--- BEGIN ---
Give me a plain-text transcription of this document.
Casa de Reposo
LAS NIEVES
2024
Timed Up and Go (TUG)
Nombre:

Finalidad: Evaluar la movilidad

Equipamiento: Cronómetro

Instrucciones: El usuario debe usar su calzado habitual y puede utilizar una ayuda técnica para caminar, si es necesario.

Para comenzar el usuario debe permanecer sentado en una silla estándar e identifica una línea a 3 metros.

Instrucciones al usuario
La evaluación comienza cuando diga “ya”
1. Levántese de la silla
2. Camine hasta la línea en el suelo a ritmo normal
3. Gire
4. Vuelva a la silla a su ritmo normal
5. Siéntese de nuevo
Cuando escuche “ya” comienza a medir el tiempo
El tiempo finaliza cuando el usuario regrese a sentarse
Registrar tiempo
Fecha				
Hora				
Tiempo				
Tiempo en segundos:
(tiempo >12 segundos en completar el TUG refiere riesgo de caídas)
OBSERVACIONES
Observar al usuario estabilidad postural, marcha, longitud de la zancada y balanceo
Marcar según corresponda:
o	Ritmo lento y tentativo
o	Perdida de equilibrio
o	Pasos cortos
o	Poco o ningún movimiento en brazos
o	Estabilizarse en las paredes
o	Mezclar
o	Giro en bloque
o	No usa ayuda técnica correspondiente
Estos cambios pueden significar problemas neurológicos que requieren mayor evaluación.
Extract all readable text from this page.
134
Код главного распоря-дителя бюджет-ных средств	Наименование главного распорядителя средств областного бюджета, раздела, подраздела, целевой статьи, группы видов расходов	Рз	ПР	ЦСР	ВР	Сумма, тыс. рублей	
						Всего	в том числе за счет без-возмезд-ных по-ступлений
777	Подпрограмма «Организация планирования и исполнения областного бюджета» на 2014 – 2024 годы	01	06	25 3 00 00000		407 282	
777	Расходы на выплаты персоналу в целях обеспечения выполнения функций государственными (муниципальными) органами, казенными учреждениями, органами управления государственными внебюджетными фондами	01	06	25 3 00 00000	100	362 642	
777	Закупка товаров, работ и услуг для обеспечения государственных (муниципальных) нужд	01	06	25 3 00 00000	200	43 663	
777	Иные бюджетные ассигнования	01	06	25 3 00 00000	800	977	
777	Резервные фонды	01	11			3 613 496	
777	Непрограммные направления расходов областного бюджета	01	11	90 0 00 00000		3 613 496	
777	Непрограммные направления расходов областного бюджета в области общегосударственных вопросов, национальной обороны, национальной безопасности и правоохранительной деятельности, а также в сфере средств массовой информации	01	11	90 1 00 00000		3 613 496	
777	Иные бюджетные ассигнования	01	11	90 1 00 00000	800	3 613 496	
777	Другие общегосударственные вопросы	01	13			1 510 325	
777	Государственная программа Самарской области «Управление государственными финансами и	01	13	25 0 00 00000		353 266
--- END ---
Goal: Write out the records above again, keeping each one identical to the original.

Finished task:
Give me a plain-text transcription of this document.
Casa de Reposo
LAS NIEVES
2024
Timed Up and Go (TUG)
Nombre:

Finalidad: Evaluar la movilidad

Equipamiento: Cronómetro

Instrucciones: El usuario debe usar su calzado habitual y puede utilizar una ayuda técnica para caminar, si es necesario.

Para comenzar el usuario debe permanecer sentado en una silla estándar e identifica una línea a 3 metros.

Instrucciones al usuario
La evaluación comienza cuando diga “ya”
1. Levántese de la silla
2. Camine hasta la línea en el suelo a ritmo normal
3. Gire
4. Vuelva a la silla a su ritmo normal
5. Siéntese de nuevo
Cuando escuche “ya” comienza a medir el tiempo
El tiempo finaliza cuando el usuario regrese a sentarse
Registrar tiempo
Fecha				
Hora				
Tiempo				
Tiempo en segundos:
(tiempo >12 segundos en completar el TUG refiere riesgo de caídas)
OBSERVACIONES
Observar al usuario estabilidad postural, marcha, longitud de la zancada y balanceo
Marcar según corresponda:
o	Ritmo lento y tentativo
o	Perdida de equilibrio
o	Pasos cortos
o	Poco o ningún movimiento en brazos
o	Estabilizarse en las paredes
o	Mezclar
o	Giro en bloque
o	No usa ayuda técnica correspondiente
Estos cambios pueden significar problemas neurológicos que requieren mayor evaluación.
Extract all readable text from this page.
134
Код главного распоря-дителя бюджет-ных средств	Наименование главного распорядителя средств областного бюджета, раздела, подраздела, целевой статьи, группы видов расходов	Рз	ПР	ЦСР	ВР	Сумма, тыс. рублей	
						Всего	в том числе за счет без-возмезд-ных по-ступлений
777	Подпрограмма «Организация планирования и исполнения областного бюджета» на 2014 – 2024 годы	01	06	25 3 00 00000		407 282	
777	Расходы на выплаты персоналу в целях обеспечения выполнения функций государственными (муниципальными) органами, казенными учреждениями, органами управления государственными внебюджетными фондами	01	06	25 3 00 00000	100	362 642	
777	Закупка товаров, работ и услуг для обеспечения государственных (муниципальных) нужд	01	06	25 3 00 00000	200	43 663	
777	Иные бюджетные ассигнования	01	06	25 3 00 00000	800	977	
777	Резервные фонды	01	11			3 613 496	
777	Непрограммные направления расходов областного бюджета	01	11	90 0 00 00000		3 613 496	
777	Непрограммные направления расходов областного бюджета в области общегосударственных вопросов, национальной обороны, национальной безопасности и правоохранительной деятельности, а также в сфере средств массовой информации	01	11	90 1 00 00000		3 613 496	
777	Иные бюджетные ассигнования	01	11	90 1 00 00000	800	3 613 496	
777	Другие общегосударственные вопросы	01	13			1 510 325	
777	Государственная программа Самарской области «Управление государственными финансами и	01	13	25 0 00 00000		353 266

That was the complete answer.